▸ **BRIEF**:
Can you transcribe every entry word for word, skipping the images?

────

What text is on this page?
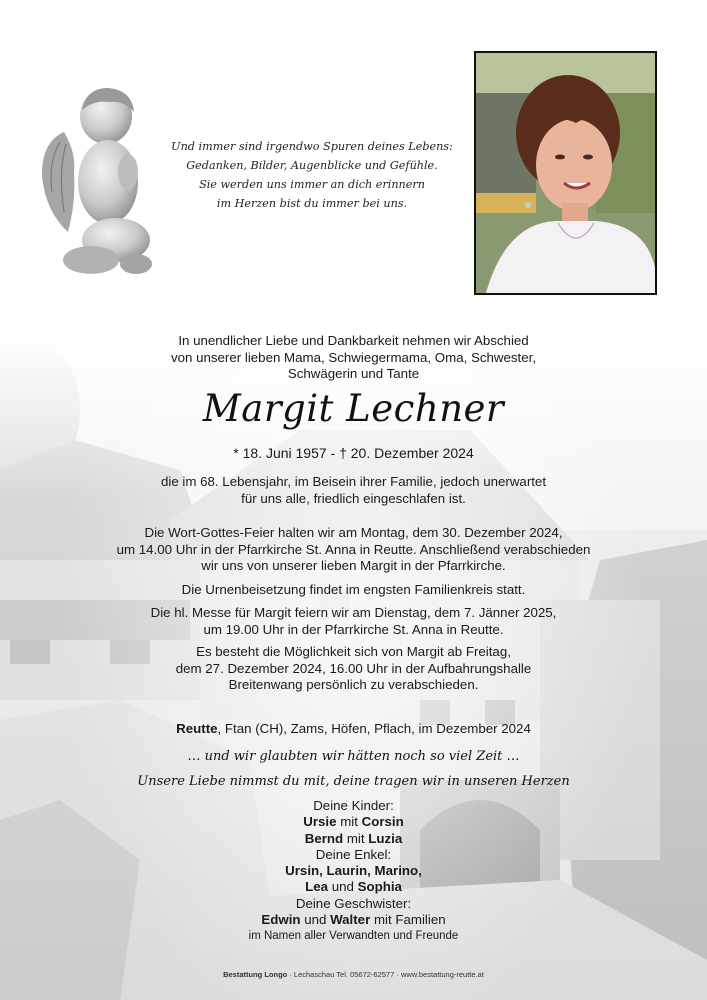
Und immer sind irgendwo Spuren deines Lebens:
Gedanken, Bilder, Augenblicke und Gefühle.
Sie werden uns immer an dich erinnern
im Herzen bist du immer bei uns.
In unendlicher Liebe und Dankbarkeit nehmen wir Abschied
von unserer lieben Mama, Schwiegermama, Oma, Schwester,
Schwägerin und Tante
Margit Lechner
* 18. Juni 1957 - † 20. Dezember 2024
die im 68. Lebensjahr, im Beisein ihrer Familie, jedoch unerwartet
für uns alle, friedlich eingeschlafen ist.
Die Wort-Gottes-Feier halten wir am Montag, dem 30. Dezember 2024,
um 14.00 Uhr in der Pfarrkirche St. Anna in Reutte. Anschließend verabschieden
wir uns von unserer lieben Margit in der Pfarrkirche.
Die Urnenbeisetzung findet im engsten Familienkreis statt.
Die hl. Messe für Margit feiern wir am Dienstag, dem 7. Jänner 2025,
um 19.00 Uhr in der Pfarrkirche St. Anna in Reutte.
Es besteht die Möglichkeit sich von Margit ab Freitag,
dem 27. Dezember 2024, 16.00 Uhr in der Aufbahrungshalle
Breitenwang persönlich zu verabschieden.
Reutte, Ftan (CH), Zams, Höfen, Pflach, im Dezember 2024
… und wir glaubten wir hätten noch so viel Zeit …
Unsere Liebe nimmst du mit, deine tragen wir in unseren Herzen
Deine Kinder:
Ursie mit Corsin
Bernd mit Luzia
Deine Enkel:
Ursin, Laurin, Marino,
Lea und Sophia
Deine Geschwister:
Edwin und Walter mit Familien
im Namen aller Verwandten und Freunde
Bestattung Longo · Lechaschau Tel. 05672-62577 · www.bestattung-reutte.at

────

▸ **EXERCISE SOLUTION**:
What text is on this page?
Und immer sind irgendwo Spuren deines Lebens:
Gedanken, Bilder, Augenblicke und Gefühle.
Sie werden uns immer an dich erinnern
im Herzen bist du immer bei uns.
In unendlicher Liebe und Dankbarkeit nehmen wir Abschied
von unserer lieben Mama, Schwiegermama, Oma, Schwester,
Schwägerin und Tante
Margit Lechner
* 18. Juni 1957 - † 20. Dezember 2024
die im 68. Lebensjahr, im Beisein ihrer Familie, jedoch unerwartet
für uns alle, friedlich eingeschlafen ist.
Die Wort-Gottes-Feier halten wir am Montag, dem 30. Dezember 2024,
um 14.00 Uhr in der Pfarrkirche St. Anna in Reutte. Anschließend verabschieden
wir uns von unserer lieben Margit in der Pfarrkirche.
Die Urnenbeisetzung findet im engsten Familienkreis statt.
Die hl. Messe für Margit feiern wir am Dienstag, dem 7. Jänner 2025,
um 19.00 Uhr in der Pfarrkirche St. Anna in Reutte.
Es besteht die Möglichkeit sich von Margit ab Freitag,
dem 27. Dezember 2024, 16.00 Uhr in der Aufbahrungshalle
Breitenwang persönlich zu verabschieden.
Reutte, Ftan (CH), Zams, Höfen, Pflach, im Dezember 2024
… und wir glaubten wir hätten noch so viel Zeit …
Unsere Liebe nimmst du mit, deine tragen wir in unseren Herzen
Deine Kinder:
Ursie mit Corsin
Bernd mit Luzia
Deine Enkel:
Ursin, Laurin, Marino,
Lea und Sophia
Deine Geschwister:
Edwin und Walter mit Familien
im Namen aller Verwandten und Freunde
Bestattung Longo · Lechaschau Tel. 05672-62577 · www.bestattung-reutte.at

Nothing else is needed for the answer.